What is required — For the copy, please give all of the data again exactly and leave the pictures out.

Data records —
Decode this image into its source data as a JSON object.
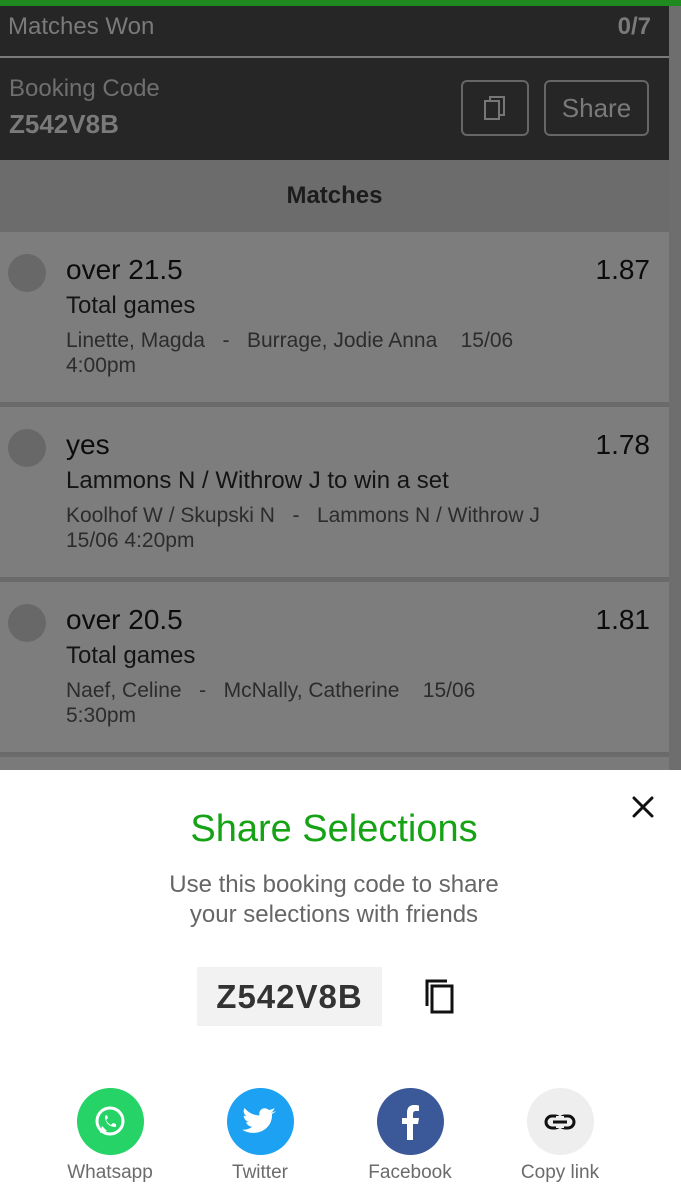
{
  "header": {
    "matches_won_label": "Matches Won",
    "matches_won_value": "0/7",
    "booking_label": "Booking Code",
    "booking_code": "Z542V8B",
    "share_label": "Share"
  },
  "matches_title": "Matches",
  "matches": [
    {
      "pick": "over 21.5",
      "odds": "1.87",
      "market": "Total games",
      "home": "Linette, Magda",
      "sep": "-",
      "away": "Burrage, Jodie Anna",
      "date": "15/06",
      "time": "4:00pm"
    },
    {
      "pick": "yes",
      "odds": "1.78",
      "market": "Lammons N / Withrow J to win a set",
      "home": "Koolhof W / Skupski N",
      "sep": "-",
      "away": "Lammons N / Withrow J",
      "date": "15/06",
      "time": "4:20pm"
    },
    {
      "pick": "over 20.5",
      "odds": "1.81",
      "market": "Total games",
      "home": "Naef, Celine",
      "sep": "-",
      "away": "McNally, Catherine",
      "date": "15/06",
      "time": "5:30pm"
    }
  ],
  "sheet": {
    "title": "Share Selections",
    "desc_line1": "Use this booking code to share",
    "desc_line2": "your selections with friends",
    "code": "Z542V8B",
    "socials": [
      {
        "label": "Whatsapp",
        "icon": "whatsapp-icon",
        "color": "#25D366"
      },
      {
        "label": "Twitter",
        "icon": "twitter-icon",
        "color": "#1DA1F2"
      },
      {
        "label": "Facebook",
        "icon": "facebook-icon",
        "color": "#3B5998"
      },
      {
        "label": "Copy link",
        "icon": "link-icon",
        "color": "#EEEEEE"
      }
    ]
  },
  "colors": {
    "accent": "#1f8a1f",
    "title_green": "#15a315"
  }
}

Response for this exercise —
Decode this image into its source data as a JSON object.
{
  "header": {
    "matches_won_label": "Matches Won",
    "matches_won_value": "0/7",
    "booking_label": "Booking Code",
    "booking_code": "Z542V8B",
    "share_label": "Share"
  },
  "matches_title": "Matches",
  "matches": [
    {
      "pick": "over 21.5",
      "odds": "1.87",
      "market": "Total games",
      "home": "Linette, Magda",
      "sep": "-",
      "away": "Burrage, Jodie Anna",
      "date": "15/06",
      "time": "4:00pm"
    },
    {
      "pick": "yes",
      "odds": "1.78",
      "market": "Lammons N / Withrow J to win a set",
      "home": "Koolhof W / Skupski N",
      "sep": "-",
      "away": "Lammons N / Withrow J",
      "date": "15/06",
      "time": "4:20pm"
    },
    {
      "pick": "over 20.5",
      "odds": "1.81",
      "market": "Total games",
      "home": "Naef, Celine",
      "sep": "-",
      "away": "McNally, Catherine",
      "date": "15/06",
      "time": "5:30pm"
    }
  ],
  "sheet": {
    "title": "Share Selections",
    "desc_line1": "Use this booking code to share",
    "desc_line2": "your selections with friends",
    "code": "Z542V8B",
    "socials": [
      {
        "label": "Whatsapp",
        "icon": "whatsapp-icon",
        "color": "#25D366"
      },
      {
        "label": "Twitter",
        "icon": "twitter-icon",
        "color": "#1DA1F2"
      },
      {
        "label": "Facebook",
        "icon": "facebook-icon",
        "color": "#3B5998"
      },
      {
        "label": "Copy link",
        "icon": "link-icon",
        "color": "#EEEEEE"
      }
    ]
  },
  "colors": {
    "accent": "#1f8a1f",
    "title_green": "#15a315"
  }
}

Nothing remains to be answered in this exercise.